__Do this__. Without the pictures, reproduce the records that follow exactly.

__Exercise inputs__.
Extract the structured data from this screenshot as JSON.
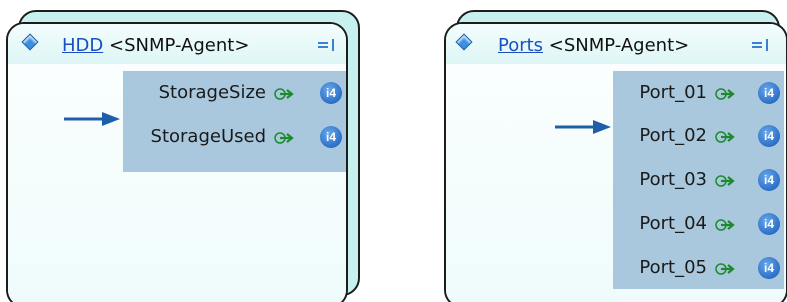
{
  "blocks": [
    {
      "name": "HDD",
      "type_label": "<SNMP-Agent>",
      "outputs": [
        {
          "label": "StorageSize",
          "type": "i4"
        },
        {
          "label": "StorageUsed",
          "type": "i4"
        }
      ]
    },
    {
      "name": "Ports",
      "type_label": "<SNMP-Agent>",
      "outputs": [
        {
          "label": "Port_01",
          "type": "i4"
        },
        {
          "label": "Port_02",
          "type": "i4"
        },
        {
          "label": "Port_03",
          "type": "i4"
        },
        {
          "label": "Port_04",
          "type": "i4"
        },
        {
          "label": "Port_05",
          "type": "i4"
        }
      ]
    }
  ],
  "colors": {
    "shadow_fill": "#c7f1ef",
    "output_area": "#a9c8dd",
    "link_name": "#1a4fc4",
    "arrow": "#1f5fa8",
    "type_badge": "#2b6fc6",
    "connector_green": "#1e8a2e"
  },
  "icons": [
    "diamond-icon",
    "menu-icon",
    "output-link-icon",
    "type-badge-icon",
    "input-arrow-icon"
  ]
}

__Exercise response__.
Extract the structured data from this screenshot as JSON.
{
  "blocks": [
    {
      "name": "HDD",
      "type_label": "<SNMP-Agent>",
      "outputs": [
        {
          "label": "StorageSize",
          "type": "i4"
        },
        {
          "label": "StorageUsed",
          "type": "i4"
        }
      ]
    },
    {
      "name": "Ports",
      "type_label": "<SNMP-Agent>",
      "outputs": [
        {
          "label": "Port_01",
          "type": "i4"
        },
        {
          "label": "Port_02",
          "type": "i4"
        },
        {
          "label": "Port_03",
          "type": "i4"
        },
        {
          "label": "Port_04",
          "type": "i4"
        },
        {
          "label": "Port_05",
          "type": "i4"
        }
      ]
    }
  ],
  "colors": {
    "shadow_fill": "#c7f1ef",
    "output_area": "#a9c8dd",
    "link_name": "#1a4fc4",
    "arrow": "#1f5fa8",
    "type_badge": "#2b6fc6",
    "connector_green": "#1e8a2e"
  },
  "icons": [
    "diamond-icon",
    "menu-icon",
    "output-link-icon",
    "type-badge-icon",
    "input-arrow-icon"
  ]
}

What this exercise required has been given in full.